Tarefa curta: Dê continuidade ao texto sobre as estreias de Jovelina Pérola Negra, começando logo depois da última frase apresentada.

Texto para leitura:
AS ESTREIAS DE JOVELINA PÉROLA NEGRA
Cleonice Elias da Silva
Cleonice Elias da Silva é professora colaboradora na Universidade Estadual do Norte do Paraná. Doutora em História Social pela PUC-SP (2020) e mestra (2015) na mesma área e pela mesma instituição. Autora dos livros Cineastas Mulheres: um panorama histórico (2018) e Rio, 40 Graus: sua censura e os patamares de uma conscientização cinematográfica ( 2019).
A primeira participação em um LP de Jovelina Pérola Negra foi no Raça Brasileira, gravado pela RGE em 1985. Com Zeca Pagodinho, Elaine Machado, Pedrinho da Flor e Mauro Diniz, Jovelina estreou no mercado fonográfico com esse disco coletivo integrado por representantes do movimento do pagode cuja origem está associada ao bloco carnavalesco Cacique de Ramos.
O Cacique, fundado no começo dos anos 1960, reunia, nos finais da década seguinte, compositores e amigos, todas as quartas-feiras à noite para tocarem e cantarem os seus pagodes. Ubirajara Félix do Nascimento, o Bira Presidente, e Ubirany recebiam na casa de seus pais um grupo que gostava de tocar sambas: Zeca Pagodinho, Arlindo Cruz, Sombrinha, Almir Guineto, Beto Sem Braço, Jorge Aragão, Luiz Carlos da Vila, Neoci e Jovelina Pérola Negra (DINIZ, 2012, p. 210).
Antes, os instrumentos do samba eram reco-reco, tamborim, entre outros. Considerando os aspectos musicais, uma das novidades do pagode foi a emergência de inovações melódicas e, sobretudo, rítmicas. Ocorreu uma reinvenção do banjo por Almir Guineto, que passa a participar da percussão e da harmonia. Um uso renovado do tantã, ou tamboril, que é um pequeno atabaque que marca o tempo forte da música. O sambista e escritor Nei Lopes afirma que o repique foi uma novidade do pagode com seu timbre agudo; a importância da batida está no resultado dos movimentos dos dedos da mão esquerda “percutindo às vezes até com anéis, o corpo metálico do instrumento” (DINIZ, 2012, p. 210).

Trecho de dados:
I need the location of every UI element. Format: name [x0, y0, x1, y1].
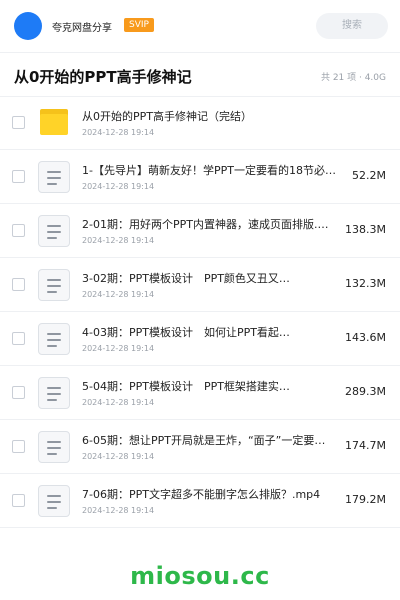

Resposta da tarefa:
O banjo possuía um som mais alto e o cavaquinho exigia menos esforço para ser tocado, em contrapartida, o agogô, o tamborim e o reco-reco, instrumentos clássicos do samba, deixaram de ser tocados. Tais transformações por esses músicos ligados ao grupo do Cacique de Ramos fizeram surgir uma indagação: seria o pagode um novo gênero musical? A polêmica foi colocada e o pagode deixou os subúrbios e despertou o interesse das gravadoras e dos meios midiáticos. A partir da metade dos anos 1980, esses artistas foram considerados representantes do movimento do pagode.
JOVELINA CANTA O SUBÚRBIO CARIOCA
No disco Raça Brasileira, Jovelina gravou e compôs a música “Feirinha da Pavuna (Confusão dos Legumes)”, e também escreveu a letra de “Bagaço da Laranja” em parceria com Arlindo Cruz e Zeca Pagodinho.
A Pavuna é um bairro carioca ocupado majoritariamente por uma população negra e apresenta um baixo Índice de Desenvolvimento Social. A Feirinha da Pavuna corresponde a uma imagem clássica do subúrbio carioca, onde quase tudo se vende por lá. A origem da palavra Pavuna é Tupi e significa “lugar de trevas” ou “lagoa escura”. Ela tornou-se patrimônio cultural imaterial da cidade do Rio de Janeiro em 2014, a partir do decreto nº 39231. E é um orgulho de muitos(as) trabalhadores(as) locais, que sustentam suas famílias com o trabalho cotidiano de suas vendas. O reconhecimento histórico da feira deu-se devido à campanha nas redes sociais, que foi mobilizada pela Arena Carioca Jovelina Pérola Negra, um aparelho cultural e público mantido pela Prefeitura, em homenagem à cantora e compositora, localizado na Pavuna. O samba composto por Jovelina teve como inspiração uma briga que ela presenciou na feira na década de 1980 (MACIEL, 2021).
O primeiro disco solo de Jovelina, Pérola Negra, foi gravado também pela RGE no ano de 1985 e contou com as parcerias de Serginho Menti e Zeca Sereno. Ela hesitou em gravá-lo, pois não se sentia segura em seguir uma carreira artística, mesmo cantando nas noites cariocas há um tempo. Tal insegurança pode ser justificada pelo fato de ser uma mulher preta e responsável pela criação e sustento de uma filha e dois filhos.
O DISCO PÉROLA NEGRA
Pérola Negra é composto por 12 faixas. Em “O dia se zangou” narra um temporal que alagou a cidade e afetou o cotidiano dos cariocas. Na faixa seguinte, “Pagode no Serrado”, homenageia as damas do samba Dona Ivone Lara, Clementina de Jesus, Dona Zica e Dona Neuma, e também faz menção a alguns sambistas homens. A música apresenta uma referência à cultura das rodas de samba e sua relação com a comida. “Bugui-Ugui Favela” apresenta um questionamento de um perfil de homem, que destoa do da malandragem carioca, um sujeito vacilão que nega a tradição do samba.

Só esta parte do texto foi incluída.